* **Data supplied**:

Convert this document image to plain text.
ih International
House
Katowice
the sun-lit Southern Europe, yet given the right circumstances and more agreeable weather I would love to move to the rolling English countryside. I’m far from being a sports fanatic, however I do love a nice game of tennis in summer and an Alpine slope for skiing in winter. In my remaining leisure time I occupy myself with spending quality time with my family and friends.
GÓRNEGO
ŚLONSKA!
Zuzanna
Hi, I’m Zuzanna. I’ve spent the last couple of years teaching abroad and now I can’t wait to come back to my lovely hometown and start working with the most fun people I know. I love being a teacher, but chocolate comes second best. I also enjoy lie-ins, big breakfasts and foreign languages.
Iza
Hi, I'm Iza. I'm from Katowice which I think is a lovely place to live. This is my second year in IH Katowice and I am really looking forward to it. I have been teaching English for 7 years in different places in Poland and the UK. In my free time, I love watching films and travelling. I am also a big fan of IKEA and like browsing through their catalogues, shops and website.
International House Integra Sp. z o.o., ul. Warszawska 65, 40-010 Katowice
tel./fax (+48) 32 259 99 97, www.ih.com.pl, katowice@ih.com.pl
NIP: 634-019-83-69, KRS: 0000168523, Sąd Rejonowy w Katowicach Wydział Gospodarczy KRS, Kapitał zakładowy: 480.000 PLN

* **Task brief**:
Give a word-for-word copy of the records.

* **Answer**:
Convert this document image to plain text.
ih International
House
Katowice
the sun-lit Southern Europe, yet given the right circumstances and more agreeable weather I would love to move to the rolling English countryside. I’m far from being a sports fanatic, however I do love a nice game of tennis in summer and an Alpine slope for skiing in winter. In my remaining leisure time I occupy myself with spending quality time with my family and friends.
GÓRNEGO
ŚLONSKA!
Zuzanna
Hi, I’m Zuzanna. I’ve spent the last couple of years teaching abroad and now I can’t wait to come back to my lovely hometown and start working with the most fun people I know. I love being a teacher, but chocolate comes second best. I also enjoy lie-ins, big breakfasts and foreign languages.
Iza
Hi, I'm Iza. I'm from Katowice which I think is a lovely place to live. This is my second year in IH Katowice and I am really looking forward to it. I have been teaching English for 7 years in different places in Poland and the UK. In my free time, I love watching films and travelling. I am also a big fan of IKEA and like browsing through their catalogues, shops and website.
International House Integra Sp. z o.o., ul. Warszawska 65, 40-010 Katowice
tel./fax (+48) 32 259 99 97, www.ih.com.pl, katowice@ih.com.pl
NIP: 634-019-83-69, KRS: 0000168523, Sąd Rejonowy w Katowicach Wydział Gospodarczy KRS, Kapitał zakładowy: 480.000 PLN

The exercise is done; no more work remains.